RECORDS FOR THE TASK
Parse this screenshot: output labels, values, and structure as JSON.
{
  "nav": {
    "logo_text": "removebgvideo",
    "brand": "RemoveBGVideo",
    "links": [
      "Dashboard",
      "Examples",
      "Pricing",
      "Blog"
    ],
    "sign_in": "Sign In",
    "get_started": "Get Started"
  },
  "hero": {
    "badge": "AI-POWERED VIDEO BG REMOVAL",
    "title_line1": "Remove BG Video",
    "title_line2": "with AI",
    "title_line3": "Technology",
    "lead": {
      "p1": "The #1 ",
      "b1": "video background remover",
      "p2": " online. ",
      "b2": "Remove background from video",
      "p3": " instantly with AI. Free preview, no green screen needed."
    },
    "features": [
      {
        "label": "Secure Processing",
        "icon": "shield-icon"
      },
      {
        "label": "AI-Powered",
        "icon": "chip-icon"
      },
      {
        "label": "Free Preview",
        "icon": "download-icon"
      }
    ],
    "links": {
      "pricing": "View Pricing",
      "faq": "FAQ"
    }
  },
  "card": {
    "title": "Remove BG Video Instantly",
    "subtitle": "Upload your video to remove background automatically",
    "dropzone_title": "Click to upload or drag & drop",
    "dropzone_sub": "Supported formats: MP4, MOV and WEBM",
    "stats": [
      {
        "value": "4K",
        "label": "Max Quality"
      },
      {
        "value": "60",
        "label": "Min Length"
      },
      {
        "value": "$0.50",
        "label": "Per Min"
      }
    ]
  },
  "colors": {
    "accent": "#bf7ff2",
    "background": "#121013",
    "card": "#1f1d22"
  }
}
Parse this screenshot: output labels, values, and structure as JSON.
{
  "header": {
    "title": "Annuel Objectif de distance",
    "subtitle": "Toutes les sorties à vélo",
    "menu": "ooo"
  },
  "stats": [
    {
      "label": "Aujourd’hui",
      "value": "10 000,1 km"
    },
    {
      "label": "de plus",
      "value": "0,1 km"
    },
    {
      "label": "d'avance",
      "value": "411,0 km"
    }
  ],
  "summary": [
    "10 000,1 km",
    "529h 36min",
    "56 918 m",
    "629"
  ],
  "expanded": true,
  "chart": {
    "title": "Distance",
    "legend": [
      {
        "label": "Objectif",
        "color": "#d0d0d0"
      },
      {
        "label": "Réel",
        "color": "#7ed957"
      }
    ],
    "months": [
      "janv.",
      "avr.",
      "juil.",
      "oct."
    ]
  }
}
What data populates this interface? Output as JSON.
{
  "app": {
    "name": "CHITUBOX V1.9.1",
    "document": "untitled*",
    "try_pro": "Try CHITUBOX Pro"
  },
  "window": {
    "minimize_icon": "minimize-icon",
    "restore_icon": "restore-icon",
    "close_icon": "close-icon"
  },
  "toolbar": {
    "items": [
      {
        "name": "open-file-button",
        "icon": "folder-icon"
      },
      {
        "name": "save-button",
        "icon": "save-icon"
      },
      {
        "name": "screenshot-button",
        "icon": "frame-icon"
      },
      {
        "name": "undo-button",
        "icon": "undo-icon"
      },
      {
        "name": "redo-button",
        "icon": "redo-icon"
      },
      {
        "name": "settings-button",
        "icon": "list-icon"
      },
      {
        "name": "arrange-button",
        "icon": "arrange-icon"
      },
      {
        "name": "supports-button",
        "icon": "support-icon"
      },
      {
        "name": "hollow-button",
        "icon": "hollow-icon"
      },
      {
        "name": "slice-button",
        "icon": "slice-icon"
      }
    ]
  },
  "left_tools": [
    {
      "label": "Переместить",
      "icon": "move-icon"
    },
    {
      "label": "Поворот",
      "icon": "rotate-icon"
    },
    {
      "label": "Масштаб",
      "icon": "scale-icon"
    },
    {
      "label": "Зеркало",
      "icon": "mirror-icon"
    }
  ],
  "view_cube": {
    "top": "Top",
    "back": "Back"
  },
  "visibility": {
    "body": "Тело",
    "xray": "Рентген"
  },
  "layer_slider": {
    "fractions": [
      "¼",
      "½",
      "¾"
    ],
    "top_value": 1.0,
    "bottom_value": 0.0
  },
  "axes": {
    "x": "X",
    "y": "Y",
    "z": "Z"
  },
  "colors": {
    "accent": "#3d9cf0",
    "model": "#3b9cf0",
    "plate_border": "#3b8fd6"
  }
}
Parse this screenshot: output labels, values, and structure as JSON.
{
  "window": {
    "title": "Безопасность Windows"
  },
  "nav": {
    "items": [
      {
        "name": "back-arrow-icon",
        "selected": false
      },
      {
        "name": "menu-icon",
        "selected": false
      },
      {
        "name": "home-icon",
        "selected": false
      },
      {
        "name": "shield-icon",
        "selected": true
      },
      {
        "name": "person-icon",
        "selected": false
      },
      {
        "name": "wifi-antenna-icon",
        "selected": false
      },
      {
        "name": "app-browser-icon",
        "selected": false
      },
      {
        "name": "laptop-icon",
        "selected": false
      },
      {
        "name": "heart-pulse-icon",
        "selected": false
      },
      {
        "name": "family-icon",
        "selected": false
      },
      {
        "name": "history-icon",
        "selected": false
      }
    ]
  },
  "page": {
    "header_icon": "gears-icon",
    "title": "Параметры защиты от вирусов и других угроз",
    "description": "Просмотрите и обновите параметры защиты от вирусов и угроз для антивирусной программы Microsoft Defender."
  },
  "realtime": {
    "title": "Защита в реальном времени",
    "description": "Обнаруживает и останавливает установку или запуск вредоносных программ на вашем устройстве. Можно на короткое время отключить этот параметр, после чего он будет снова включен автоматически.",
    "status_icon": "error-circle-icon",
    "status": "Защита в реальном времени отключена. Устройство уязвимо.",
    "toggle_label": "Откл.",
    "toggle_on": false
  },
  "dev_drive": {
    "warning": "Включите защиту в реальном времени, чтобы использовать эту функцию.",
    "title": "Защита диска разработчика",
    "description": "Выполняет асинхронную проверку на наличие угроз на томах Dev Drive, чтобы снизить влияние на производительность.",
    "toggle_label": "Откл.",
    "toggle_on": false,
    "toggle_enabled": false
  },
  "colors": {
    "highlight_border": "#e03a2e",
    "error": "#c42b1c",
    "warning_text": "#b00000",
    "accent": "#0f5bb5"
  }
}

OBJECTIVE
Print every record above exactly as written.

OUTPUT FOR THIS TASK
Parse this screenshot: output labels, values, and structure as JSON.
{
  "nav": {
    "logo_text": "removebgvideo",
    "brand": "RemoveBGVideo",
    "links": [
      "Dashboard",
      "Examples",
      "Pricing",
      "Blog"
    ],
    "sign_in": "Sign In",
    "get_started": "Get Started"
  },
  "hero": {
    "badge": "AI-POWERED VIDEO BG REMOVAL",
    "title_line1": "Remove BG Video",
    "title_line2": "with AI",
    "title_line3": "Technology",
    "lead": {
      "p1": "The #1 ",
      "b1": "video background remover",
      "p2": " online. ",
      "b2": "Remove background from video",
      "p3": " instantly with AI. Free preview, no green screen needed."
    },
    "features": [
      {
        "label": "Secure Processing",
        "icon": "shield-icon"
      },
      {
        "label": "AI-Powered",
        "icon": "chip-icon"
      },
      {
        "label": "Free Preview",
        "icon": "download-icon"
      }
    ],
    "links": {
      "pricing": "View Pricing",
      "faq": "FAQ"
    }
  },
  "card": {
    "title": "Remove BG Video Instantly",
    "subtitle": "Upload your video to remove background automatically",
    "dropzone_title": "Click to upload or drag & drop",
    "dropzone_sub": "Supported formats: MP4, MOV and WEBM",
    "stats": [
      {
        "value": "4K",
        "label": "Max Quality"
      },
      {
        "value": "60",
        "label": "Min Length"
      },
      {
        "value": "$0.50",
        "label": "Per Min"
      }
    ]
  },
  "colors": {
    "accent": "#bf7ff2",
    "background": "#121013",
    "card": "#1f1d22"
  }
}
Parse this screenshot: output labels, values, and structure as JSON.
{
  "header": {
    "title": "Annuel Objectif de distance",
    "subtitle": "Toutes les sorties à vélo",
    "menu": "ooo"
  },
  "stats": [
    {
      "label": "Aujourd’hui",
      "value": "10 000,1 km"
    },
    {
      "label": "de plus",
      "value": "0,1 km"
    },
    {
      "label": "d'avance",
      "value": "411,0 km"
    }
  ],
  "summary": [
    "10 000,1 km",
    "529h 36min",
    "56 918 m",
    "629"
  ],
  "expanded": true,
  "chart": {
    "title": "Distance",
    "legend": [
      {
        "label": "Objectif",
        "color": "#d0d0d0"
      },
      {
        "label": "Réel",
        "color": "#7ed957"
      }
    ],
    "months": [
      "janv.",
      "avr.",
      "juil.",
      "oct."
    ]
  }
}
What data populates this interface? Output as JSON.
{
  "app": {
    "name": "CHITUBOX V1.9.1",
    "document": "untitled*",
    "try_pro": "Try CHITUBOX Pro"
  },
  "window": {
    "minimize_icon": "minimize-icon",
    "restore_icon": "restore-icon",
    "close_icon": "close-icon"
  },
  "toolbar": {
    "items": [
      {
        "name": "open-file-button",
        "icon": "folder-icon"
      },
      {
        "name": "save-button",
        "icon": "save-icon"
      },
      {
        "name": "screenshot-button",
        "icon": "frame-icon"
      },
      {
        "name": "undo-button",
        "icon": "undo-icon"
      },
      {
        "name": "redo-button",
        "icon": "redo-icon"
      },
      {
        "name": "settings-button",
        "icon": "list-icon"
      },
      {
        "name": "arrange-button",
        "icon": "arrange-icon"
      },
      {
        "name": "supports-button",
        "icon": "support-icon"
      },
      {
        "name": "hollow-button",
        "icon": "hollow-icon"
      },
      {
        "name": "slice-button",
        "icon": "slice-icon"
      }
    ]
  },
  "left_tools": [
    {
      "label": "Переместить",
      "icon": "move-icon"
    },
    {
      "label": "Поворот",
      "icon": "rotate-icon"
    },
    {
      "label": "Масштаб",
      "icon": "scale-icon"
    },
    {
      "label": "Зеркало",
      "icon": "mirror-icon"
    }
  ],
  "view_cube": {
    "top": "Top",
    "back": "Back"
  },
  "visibility": {
    "body": "Тело",
    "xray": "Рентген"
  },
  "layer_slider": {
    "fractions": [
      "¼",
      "½",
      "¾"
    ],
    "top_value": 1.0,
    "bottom_value": 0.0
  },
  "axes": {
    "x": "X",
    "y": "Y",
    "z": "Z"
  },
  "colors": {
    "accent": "#3d9cf0",
    "model": "#3b9cf0",
    "plate_border": "#3b8fd6"
  }
}
Parse this screenshot: output labels, values, and structure as JSON.
{
  "window": {
    "title": "Безопасность Windows"
  },
  "nav": {
    "items": [
      {
        "name": "back-arrow-icon",
        "selected": false
      },
      {
        "name": "menu-icon",
        "selected": false
      },
      {
        "name": "home-icon",
        "selected": false
      },
      {
        "name": "shield-icon",
        "selected": true
      },
      {
        "name": "person-icon",
        "selected": false
      },
      {
        "name": "wifi-antenna-icon",
        "selected": false
      },
      {
        "name": "app-browser-icon",
        "selected": false
      },
      {
        "name": "laptop-icon",
        "selected": false
      },
      {
        "name": "heart-pulse-icon",
        "selected": false
      },
      {
        "name": "family-icon",
        "selected": false
      },
      {
        "name": "history-icon",
        "selected": false
      }
    ]
  },
  "page": {
    "header_icon": "gears-icon",
    "title": "Параметры защиты от вирусов и других угроз",
    "description": "Просмотрите и обновите параметры защиты от вирусов и угроз для антивирусной программы Microsoft Defender."
  },
  "realtime": {
    "title": "Защита в реальном времени",
    "description": "Обнаруживает и останавливает установку или запуск вредоносных программ на вашем устройстве. Можно на короткое время отключить этот параметр, после чего он будет снова включен автоматически.",
    "status_icon": "error-circle-icon",
    "status": "Защита в реальном времени отключена. Устройство уязвимо.",
    "toggle_label": "Откл.",
    "toggle_on": false
  },
  "dev_drive": {
    "warning": "Включите защиту в реальном времени, чтобы использовать эту функцию.",
    "title": "Защита диска разработчика",
    "description": "Выполняет асинхронную проверку на наличие угроз на томах Dev Drive, чтобы снизить влияние на производительность.",
    "toggle_label": "Откл.",
    "toggle_on": false,
    "toggle_enabled": false
  },
  "colors": {
    "highlight_border": "#e03a2e",
    "error": "#c42b1c",
    "warning_text": "#b00000",
    "accent": "#0f5bb5"
  }
}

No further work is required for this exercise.